Leave out the pictures and repeat the rest of the material exactly.
================
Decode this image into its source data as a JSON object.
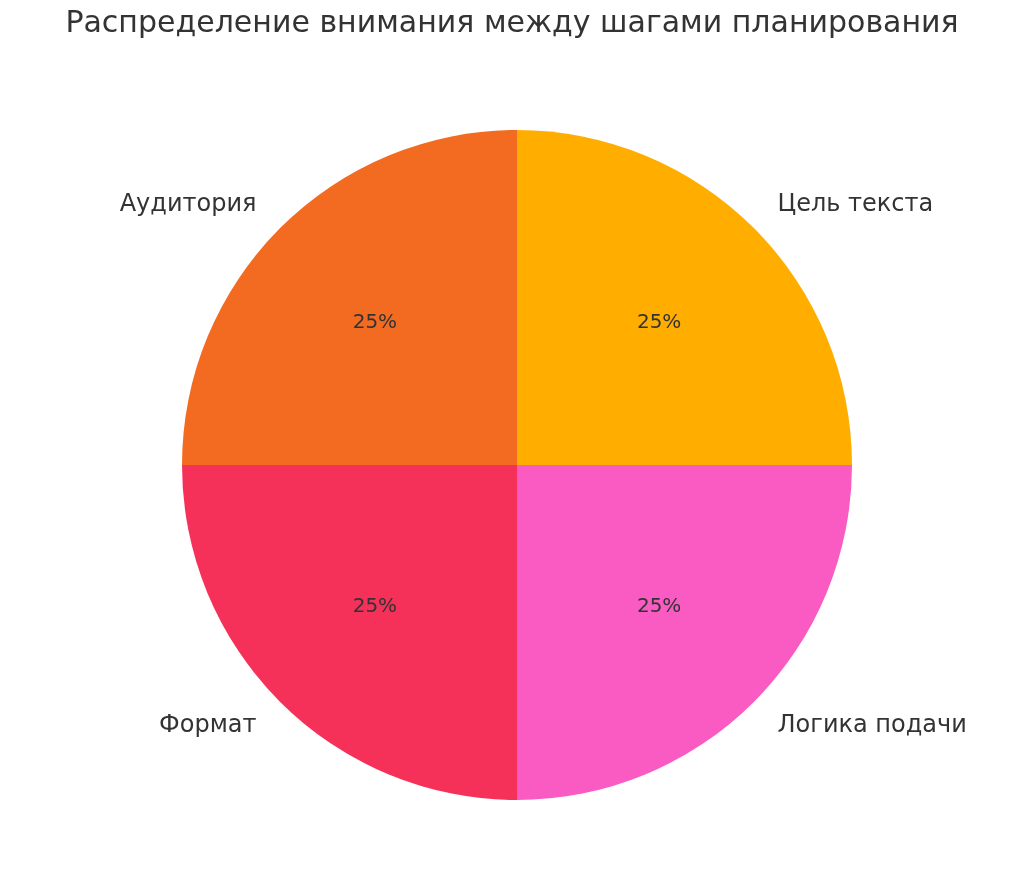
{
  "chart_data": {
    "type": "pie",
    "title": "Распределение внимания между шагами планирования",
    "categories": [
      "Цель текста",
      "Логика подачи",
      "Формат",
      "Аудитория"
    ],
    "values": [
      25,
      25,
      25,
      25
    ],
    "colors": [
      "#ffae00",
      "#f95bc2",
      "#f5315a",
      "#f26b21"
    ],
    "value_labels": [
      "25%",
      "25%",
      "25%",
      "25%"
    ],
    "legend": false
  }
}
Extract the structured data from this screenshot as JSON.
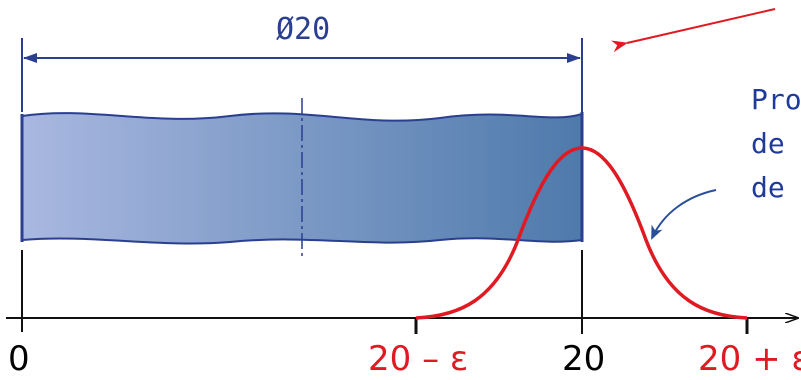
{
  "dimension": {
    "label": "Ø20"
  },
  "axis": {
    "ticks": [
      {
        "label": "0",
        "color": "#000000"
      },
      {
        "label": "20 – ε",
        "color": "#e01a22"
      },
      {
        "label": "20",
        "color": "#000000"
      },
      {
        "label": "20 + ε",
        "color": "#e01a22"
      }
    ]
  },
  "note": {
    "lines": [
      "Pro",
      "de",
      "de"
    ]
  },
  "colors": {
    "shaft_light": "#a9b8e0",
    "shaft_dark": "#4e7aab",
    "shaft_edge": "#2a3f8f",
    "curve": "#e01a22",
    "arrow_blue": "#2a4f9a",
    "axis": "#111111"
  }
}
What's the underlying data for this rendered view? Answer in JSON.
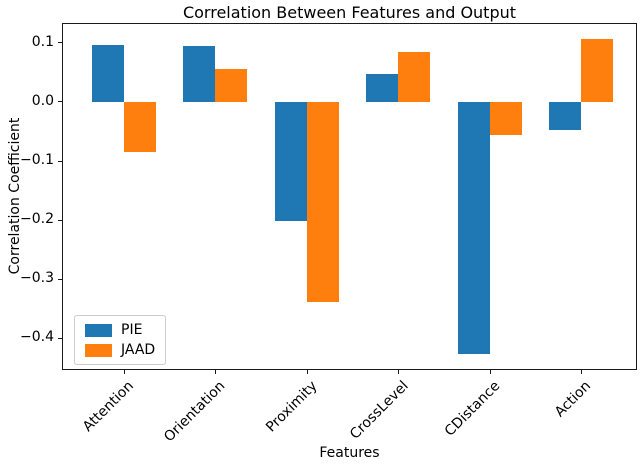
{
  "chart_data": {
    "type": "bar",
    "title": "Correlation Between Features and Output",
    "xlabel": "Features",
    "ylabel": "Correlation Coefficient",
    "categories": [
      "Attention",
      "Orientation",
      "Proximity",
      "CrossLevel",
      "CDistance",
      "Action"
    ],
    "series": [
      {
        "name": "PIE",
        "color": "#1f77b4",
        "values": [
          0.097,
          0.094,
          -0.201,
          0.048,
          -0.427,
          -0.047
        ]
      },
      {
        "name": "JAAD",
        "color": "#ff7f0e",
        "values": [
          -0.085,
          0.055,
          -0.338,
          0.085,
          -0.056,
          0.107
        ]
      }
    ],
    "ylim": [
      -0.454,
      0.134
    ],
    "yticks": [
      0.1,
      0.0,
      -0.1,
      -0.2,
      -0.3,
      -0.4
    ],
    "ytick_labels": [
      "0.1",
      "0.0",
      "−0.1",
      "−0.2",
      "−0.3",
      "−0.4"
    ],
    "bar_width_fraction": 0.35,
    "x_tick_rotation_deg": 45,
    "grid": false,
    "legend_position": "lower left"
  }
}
================
Problem solution
Decode this image into its source data as a JSON object.
{
  "chart_data": {
    "type": "pie",
    "title": "Распределение внимания между шагами планирования",
    "categories": [
      "Цель текста",
      "Логика подачи",
      "Формат",
      "Аудитория"
    ],
    "values": [
      25,
      25,
      25,
      25
    ],
    "colors": [
      "#ffae00",
      "#f95bc2",
      "#f5315a",
      "#f26b21"
    ],
    "value_labels": [
      "25%",
      "25%",
      "25%",
      "25%"
    ],
    "legend": false
  }
}
Extract the structured data from this screenshot as JSON.
{
  "dimension": {
    "label": "Ø20"
  },
  "axis": {
    "ticks": [
      {
        "label": "0",
        "color": "#000000"
      },
      {
        "label": "20 – ε",
        "color": "#e01a22"
      },
      {
        "label": "20",
        "color": "#000000"
      },
      {
        "label": "20 + ε",
        "color": "#e01a22"
      }
    ]
  },
  "note": {
    "lines": [
      "Pro",
      "de",
      "de"
    ]
  },
  "colors": {
    "shaft_light": "#a9b8e0",
    "shaft_dark": "#4e7aab",
    "shaft_edge": "#2a3f8f",
    "curve": "#e01a22",
    "arrow_blue": "#2a4f9a",
    "axis": "#111111"
  }
}
What's the underlying data for this rendered view? Answer in JSON.
{
  "chart_data": {
    "type": "bar",
    "title": "Correlation Between Features and Output",
    "xlabel": "Features",
    "ylabel": "Correlation Coefficient",
    "categories": [
      "Attention",
      "Orientation",
      "Proximity",
      "CrossLevel",
      "CDistance",
      "Action"
    ],
    "series": [
      {
        "name": "PIE",
        "color": "#1f77b4",
        "values": [
          0.097,
          0.094,
          -0.201,
          0.048,
          -0.427,
          -0.047
        ]
      },
      {
        "name": "JAAD",
        "color": "#ff7f0e",
        "values": [
          -0.085,
          0.055,
          -0.338,
          0.085,
          -0.056,
          0.107
        ]
      }
    ],
    "ylim": [
      -0.454,
      0.134
    ],
    "yticks": [
      0.1,
      0.0,
      -0.1,
      -0.2,
      -0.3,
      -0.4
    ],
    "ytick_labels": [
      "0.1",
      "0.0",
      "−0.1",
      "−0.2",
      "−0.3",
      "−0.4"
    ],
    "bar_width_fraction": 0.35,
    "x_tick_rotation_deg": 45,
    "grid": false,
    "legend_position": "lower left"
  }
}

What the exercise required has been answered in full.